_DIRECTIONS_: Report how many lines in the records hold the string "mental"; give the number and nothing else.

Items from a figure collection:
====

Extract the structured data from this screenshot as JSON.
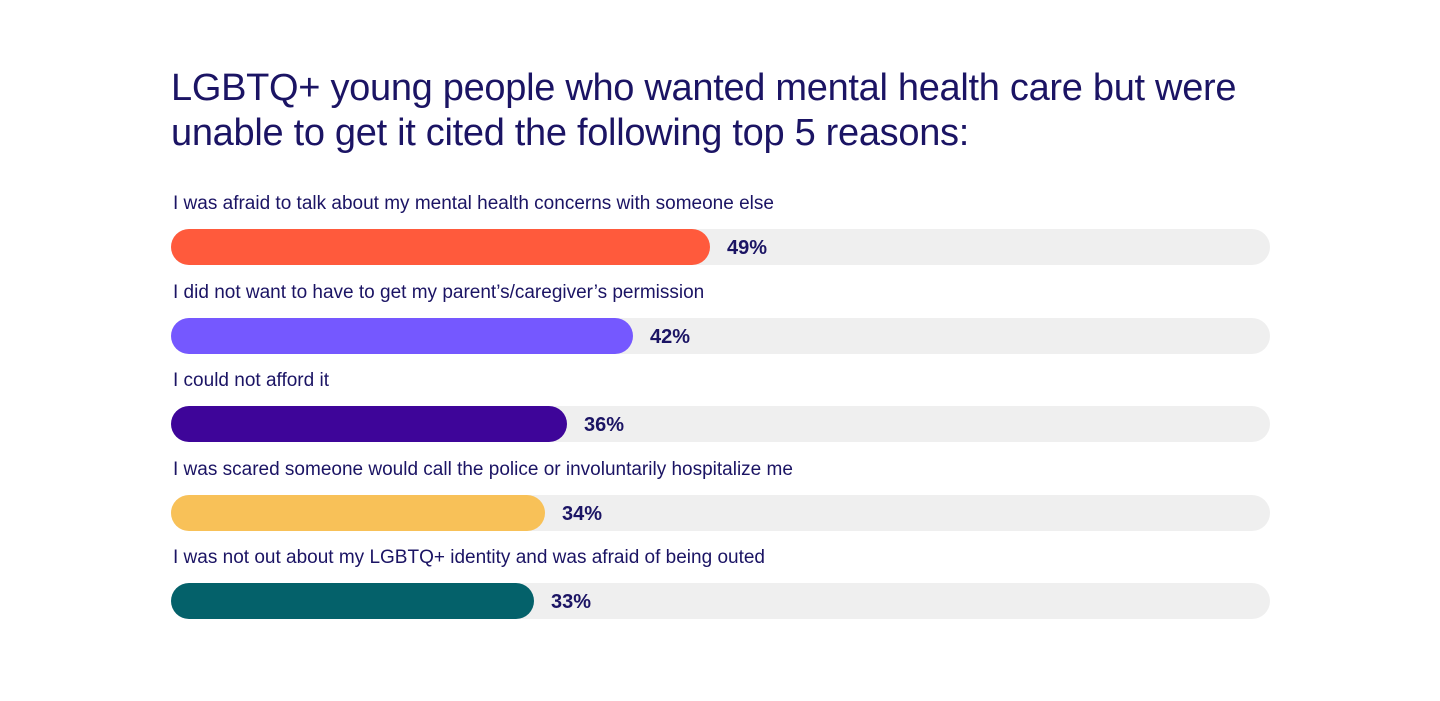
{
  "chart_data": {
    "type": "bar",
    "orientation": "horizontal",
    "title": "LGBTQ+ young people who wanted mental health care but were unable to get it cited the following top 5 reasons:",
    "xlim": [
      0,
      100
    ],
    "unit": "%",
    "categories": [
      "I was afraid to talk about my mental health concerns with someone else",
      "I did not want to have to get my parent’s/caregiver’s permission",
      "I could not afford it",
      "I was scared someone would call the police or involuntarily hospitalize me",
      "I was not out about my LGBTQ+ identity and was afraid of being outed"
    ],
    "values": [
      49,
      42,
      36,
      34,
      33
    ],
    "value_labels": [
      "49%",
      "42%",
      "36%",
      "34%",
      "33%"
    ],
    "colors": [
      "#ff5a3c",
      "#7558ff",
      "#3e0599",
      "#f8c158",
      "#04616a"
    ],
    "track_color": "#efefef",
    "text_color": "#1b1464",
    "grid": false,
    "legend": "none"
  }
}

====

_FINISHED ANSWER_: 2